Find every line below that contains the word "Days" and copy it out.

[start]

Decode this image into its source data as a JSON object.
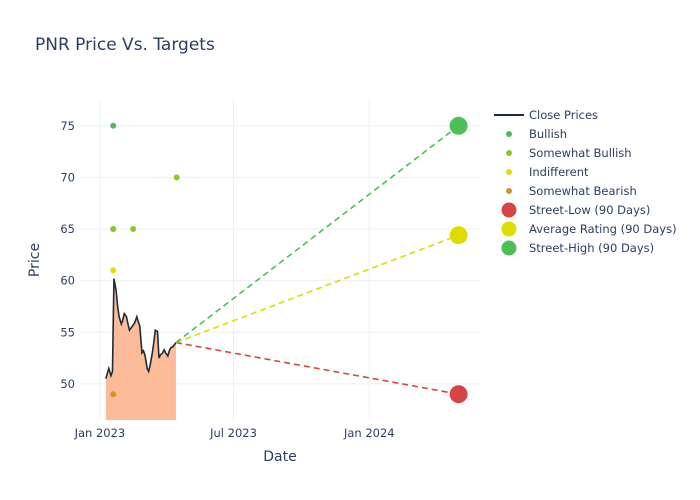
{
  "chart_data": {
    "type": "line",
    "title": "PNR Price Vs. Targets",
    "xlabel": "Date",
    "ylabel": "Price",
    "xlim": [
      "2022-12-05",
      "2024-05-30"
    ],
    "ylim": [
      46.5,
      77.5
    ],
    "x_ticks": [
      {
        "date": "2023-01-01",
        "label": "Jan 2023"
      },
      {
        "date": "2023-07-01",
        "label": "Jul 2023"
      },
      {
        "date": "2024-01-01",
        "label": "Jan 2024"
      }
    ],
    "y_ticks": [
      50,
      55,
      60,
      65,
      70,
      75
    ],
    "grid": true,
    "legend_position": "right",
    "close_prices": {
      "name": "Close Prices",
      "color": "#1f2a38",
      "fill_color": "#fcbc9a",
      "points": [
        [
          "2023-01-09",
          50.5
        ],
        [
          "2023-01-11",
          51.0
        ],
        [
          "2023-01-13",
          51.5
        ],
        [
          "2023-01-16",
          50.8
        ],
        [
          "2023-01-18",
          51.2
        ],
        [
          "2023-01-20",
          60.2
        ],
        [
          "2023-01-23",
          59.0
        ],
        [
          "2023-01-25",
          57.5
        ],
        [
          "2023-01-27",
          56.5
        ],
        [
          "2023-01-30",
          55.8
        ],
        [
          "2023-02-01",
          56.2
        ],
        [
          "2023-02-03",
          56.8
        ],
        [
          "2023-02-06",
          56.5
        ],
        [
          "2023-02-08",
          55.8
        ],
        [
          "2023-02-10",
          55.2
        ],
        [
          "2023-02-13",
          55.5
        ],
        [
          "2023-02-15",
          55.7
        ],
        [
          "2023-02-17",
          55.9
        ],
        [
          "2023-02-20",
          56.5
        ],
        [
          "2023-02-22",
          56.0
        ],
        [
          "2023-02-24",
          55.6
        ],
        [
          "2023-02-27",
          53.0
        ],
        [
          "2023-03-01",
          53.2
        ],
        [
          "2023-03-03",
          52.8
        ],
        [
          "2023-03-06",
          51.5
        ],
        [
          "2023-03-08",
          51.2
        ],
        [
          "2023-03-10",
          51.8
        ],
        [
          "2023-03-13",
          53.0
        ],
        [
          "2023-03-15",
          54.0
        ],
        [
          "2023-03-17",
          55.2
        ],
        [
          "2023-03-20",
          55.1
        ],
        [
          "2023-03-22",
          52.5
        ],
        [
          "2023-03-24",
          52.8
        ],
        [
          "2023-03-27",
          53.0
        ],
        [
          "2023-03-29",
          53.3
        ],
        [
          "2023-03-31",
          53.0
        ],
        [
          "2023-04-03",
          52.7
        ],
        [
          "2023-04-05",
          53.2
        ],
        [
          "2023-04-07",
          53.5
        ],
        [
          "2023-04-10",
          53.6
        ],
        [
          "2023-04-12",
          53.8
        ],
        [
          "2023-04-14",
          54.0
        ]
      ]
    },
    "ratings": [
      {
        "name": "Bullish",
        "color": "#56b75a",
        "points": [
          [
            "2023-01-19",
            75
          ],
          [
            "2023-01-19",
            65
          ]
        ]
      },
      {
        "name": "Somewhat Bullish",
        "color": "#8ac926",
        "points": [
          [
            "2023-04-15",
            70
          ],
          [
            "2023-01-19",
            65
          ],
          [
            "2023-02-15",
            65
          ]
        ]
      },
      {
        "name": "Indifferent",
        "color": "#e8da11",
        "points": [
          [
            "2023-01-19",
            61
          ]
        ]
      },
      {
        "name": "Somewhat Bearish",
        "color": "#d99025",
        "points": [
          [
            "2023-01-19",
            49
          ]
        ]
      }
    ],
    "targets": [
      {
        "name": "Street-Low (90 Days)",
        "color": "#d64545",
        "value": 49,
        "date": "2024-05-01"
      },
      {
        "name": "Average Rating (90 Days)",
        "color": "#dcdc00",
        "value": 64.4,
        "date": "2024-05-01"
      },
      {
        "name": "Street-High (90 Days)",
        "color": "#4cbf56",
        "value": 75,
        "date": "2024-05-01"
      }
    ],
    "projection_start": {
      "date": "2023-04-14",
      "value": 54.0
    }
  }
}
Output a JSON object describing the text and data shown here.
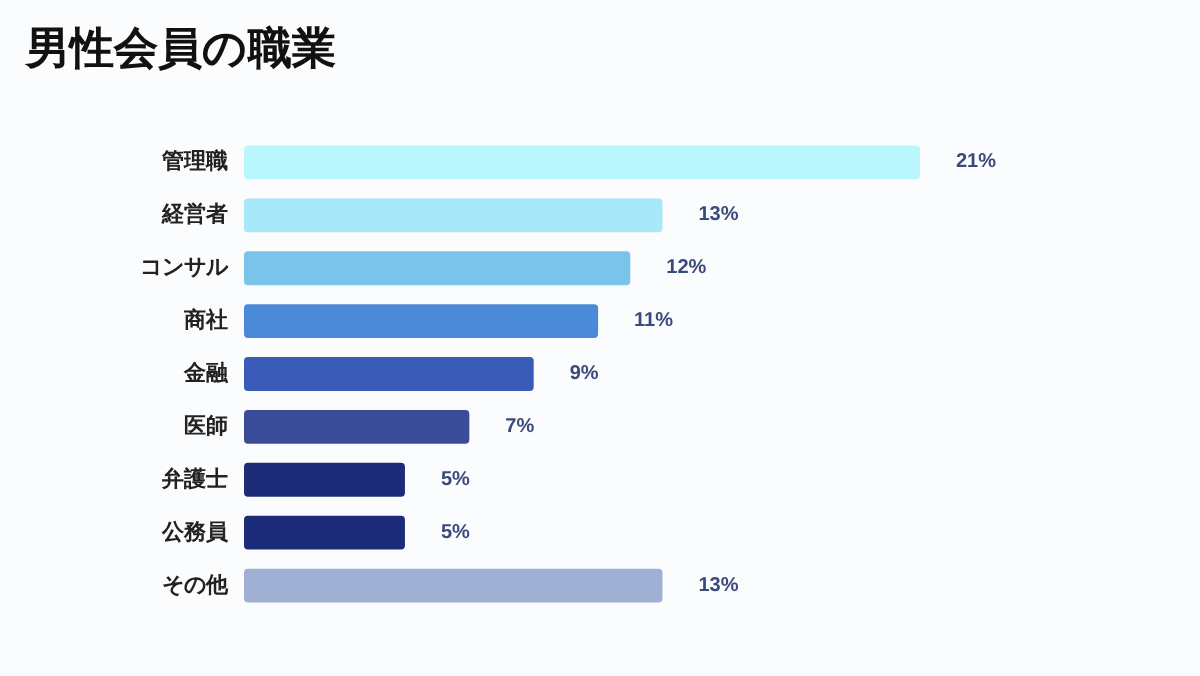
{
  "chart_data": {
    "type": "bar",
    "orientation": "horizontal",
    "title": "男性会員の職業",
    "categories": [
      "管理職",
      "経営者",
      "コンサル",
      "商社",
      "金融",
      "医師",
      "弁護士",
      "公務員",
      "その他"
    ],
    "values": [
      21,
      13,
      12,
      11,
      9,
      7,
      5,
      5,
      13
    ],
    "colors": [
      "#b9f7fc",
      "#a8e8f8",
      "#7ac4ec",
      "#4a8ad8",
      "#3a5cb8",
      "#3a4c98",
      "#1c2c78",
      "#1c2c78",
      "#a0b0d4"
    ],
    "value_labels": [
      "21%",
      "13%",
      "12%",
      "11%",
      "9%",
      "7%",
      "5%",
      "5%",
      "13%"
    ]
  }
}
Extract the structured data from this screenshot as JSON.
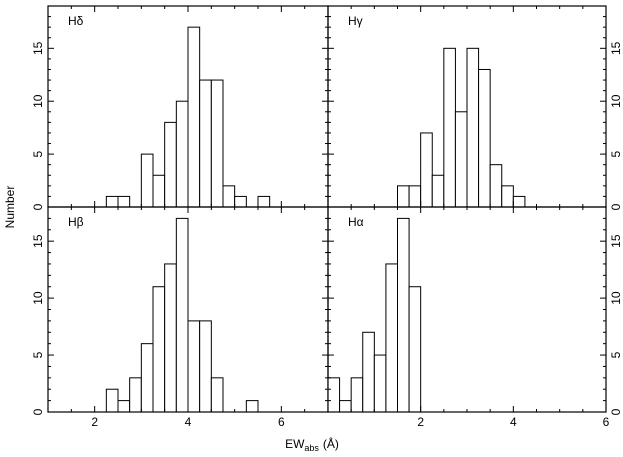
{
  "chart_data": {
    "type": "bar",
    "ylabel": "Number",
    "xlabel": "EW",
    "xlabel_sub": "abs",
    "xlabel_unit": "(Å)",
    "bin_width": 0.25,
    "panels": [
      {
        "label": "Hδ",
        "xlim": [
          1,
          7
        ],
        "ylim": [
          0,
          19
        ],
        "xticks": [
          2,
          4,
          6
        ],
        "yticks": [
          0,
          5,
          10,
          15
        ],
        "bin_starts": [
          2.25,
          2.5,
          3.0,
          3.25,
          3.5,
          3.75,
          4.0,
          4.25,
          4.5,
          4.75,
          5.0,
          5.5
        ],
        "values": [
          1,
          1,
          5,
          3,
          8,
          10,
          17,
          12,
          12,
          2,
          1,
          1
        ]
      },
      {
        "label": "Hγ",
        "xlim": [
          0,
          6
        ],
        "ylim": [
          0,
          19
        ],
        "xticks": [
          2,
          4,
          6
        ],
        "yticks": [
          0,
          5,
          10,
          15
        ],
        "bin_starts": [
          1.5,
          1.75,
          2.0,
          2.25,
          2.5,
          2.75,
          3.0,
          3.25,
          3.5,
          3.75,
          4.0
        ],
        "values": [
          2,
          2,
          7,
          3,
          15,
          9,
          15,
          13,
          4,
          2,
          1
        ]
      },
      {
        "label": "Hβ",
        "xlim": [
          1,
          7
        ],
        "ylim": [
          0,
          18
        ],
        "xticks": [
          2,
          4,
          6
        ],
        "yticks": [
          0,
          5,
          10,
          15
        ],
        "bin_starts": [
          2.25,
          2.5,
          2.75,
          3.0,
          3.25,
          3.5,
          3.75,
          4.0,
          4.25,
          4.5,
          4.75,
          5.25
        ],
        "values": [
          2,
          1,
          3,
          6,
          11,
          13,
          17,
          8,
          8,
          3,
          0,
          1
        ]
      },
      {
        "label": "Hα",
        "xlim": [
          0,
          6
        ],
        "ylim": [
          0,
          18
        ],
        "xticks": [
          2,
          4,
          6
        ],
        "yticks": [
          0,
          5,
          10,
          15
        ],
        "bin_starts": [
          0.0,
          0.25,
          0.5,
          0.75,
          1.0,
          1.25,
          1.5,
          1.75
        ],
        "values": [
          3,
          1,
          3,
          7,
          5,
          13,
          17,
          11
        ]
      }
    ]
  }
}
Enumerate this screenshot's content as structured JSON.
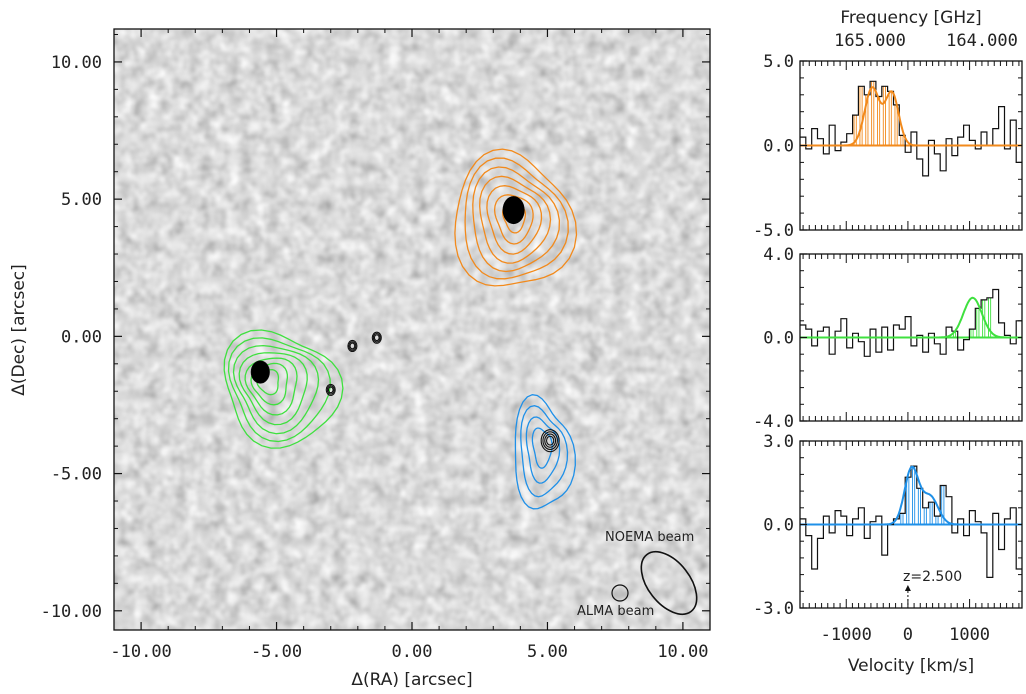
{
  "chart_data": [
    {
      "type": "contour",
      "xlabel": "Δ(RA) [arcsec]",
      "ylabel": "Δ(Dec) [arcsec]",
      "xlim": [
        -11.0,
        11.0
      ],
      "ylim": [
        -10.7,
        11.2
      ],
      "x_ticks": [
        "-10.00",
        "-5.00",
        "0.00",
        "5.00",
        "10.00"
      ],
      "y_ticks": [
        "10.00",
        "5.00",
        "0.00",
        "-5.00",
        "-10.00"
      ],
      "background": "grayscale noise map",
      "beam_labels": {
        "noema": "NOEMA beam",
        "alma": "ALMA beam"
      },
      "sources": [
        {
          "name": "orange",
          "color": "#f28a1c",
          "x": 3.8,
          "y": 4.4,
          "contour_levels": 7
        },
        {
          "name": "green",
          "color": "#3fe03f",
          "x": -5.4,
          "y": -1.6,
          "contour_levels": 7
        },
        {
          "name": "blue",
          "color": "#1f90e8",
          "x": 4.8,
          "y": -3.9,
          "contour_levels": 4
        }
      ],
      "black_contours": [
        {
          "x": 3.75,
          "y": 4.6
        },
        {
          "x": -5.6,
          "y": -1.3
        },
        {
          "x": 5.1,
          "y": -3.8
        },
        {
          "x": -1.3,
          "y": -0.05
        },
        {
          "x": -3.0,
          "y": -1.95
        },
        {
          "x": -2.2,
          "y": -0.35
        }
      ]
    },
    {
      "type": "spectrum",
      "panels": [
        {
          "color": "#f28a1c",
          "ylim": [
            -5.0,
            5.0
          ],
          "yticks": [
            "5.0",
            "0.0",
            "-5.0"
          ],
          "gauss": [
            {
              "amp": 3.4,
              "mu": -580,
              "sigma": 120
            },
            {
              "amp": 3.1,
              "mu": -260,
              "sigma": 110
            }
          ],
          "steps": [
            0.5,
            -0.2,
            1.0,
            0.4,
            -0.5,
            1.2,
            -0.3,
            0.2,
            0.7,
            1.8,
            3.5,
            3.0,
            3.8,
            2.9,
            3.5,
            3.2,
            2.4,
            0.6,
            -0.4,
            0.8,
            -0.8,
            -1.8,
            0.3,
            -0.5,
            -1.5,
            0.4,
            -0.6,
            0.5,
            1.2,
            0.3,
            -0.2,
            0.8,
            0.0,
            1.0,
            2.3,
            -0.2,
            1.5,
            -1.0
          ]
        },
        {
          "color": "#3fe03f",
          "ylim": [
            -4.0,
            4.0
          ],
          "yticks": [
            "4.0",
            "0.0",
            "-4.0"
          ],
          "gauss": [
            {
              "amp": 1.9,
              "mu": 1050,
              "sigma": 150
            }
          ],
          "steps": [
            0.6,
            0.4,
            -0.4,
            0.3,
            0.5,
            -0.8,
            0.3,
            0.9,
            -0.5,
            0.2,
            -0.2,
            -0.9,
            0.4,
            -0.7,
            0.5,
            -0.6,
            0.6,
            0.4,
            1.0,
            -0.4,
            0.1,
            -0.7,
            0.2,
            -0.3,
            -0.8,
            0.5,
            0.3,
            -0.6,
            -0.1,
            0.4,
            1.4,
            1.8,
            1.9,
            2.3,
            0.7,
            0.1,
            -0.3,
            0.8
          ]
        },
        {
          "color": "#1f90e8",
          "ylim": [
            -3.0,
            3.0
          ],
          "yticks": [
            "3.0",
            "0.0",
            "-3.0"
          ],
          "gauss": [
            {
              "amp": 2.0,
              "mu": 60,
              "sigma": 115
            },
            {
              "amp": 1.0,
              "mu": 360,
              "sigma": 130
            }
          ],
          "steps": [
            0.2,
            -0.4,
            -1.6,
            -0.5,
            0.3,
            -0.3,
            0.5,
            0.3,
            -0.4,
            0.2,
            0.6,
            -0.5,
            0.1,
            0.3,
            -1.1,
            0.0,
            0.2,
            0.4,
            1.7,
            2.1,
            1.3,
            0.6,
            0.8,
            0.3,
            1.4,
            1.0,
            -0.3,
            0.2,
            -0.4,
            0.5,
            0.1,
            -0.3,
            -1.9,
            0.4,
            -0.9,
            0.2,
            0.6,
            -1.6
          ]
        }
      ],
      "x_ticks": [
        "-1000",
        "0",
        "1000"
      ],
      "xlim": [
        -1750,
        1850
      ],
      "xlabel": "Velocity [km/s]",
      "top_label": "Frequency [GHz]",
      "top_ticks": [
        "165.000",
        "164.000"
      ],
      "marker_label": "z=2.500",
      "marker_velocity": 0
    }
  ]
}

[end]

> _REPLY_:
        "name": "Street-Low (90 Days)",
        "name": "Average Rating (90 Days)",
        "name": "Street-High (90 Days)",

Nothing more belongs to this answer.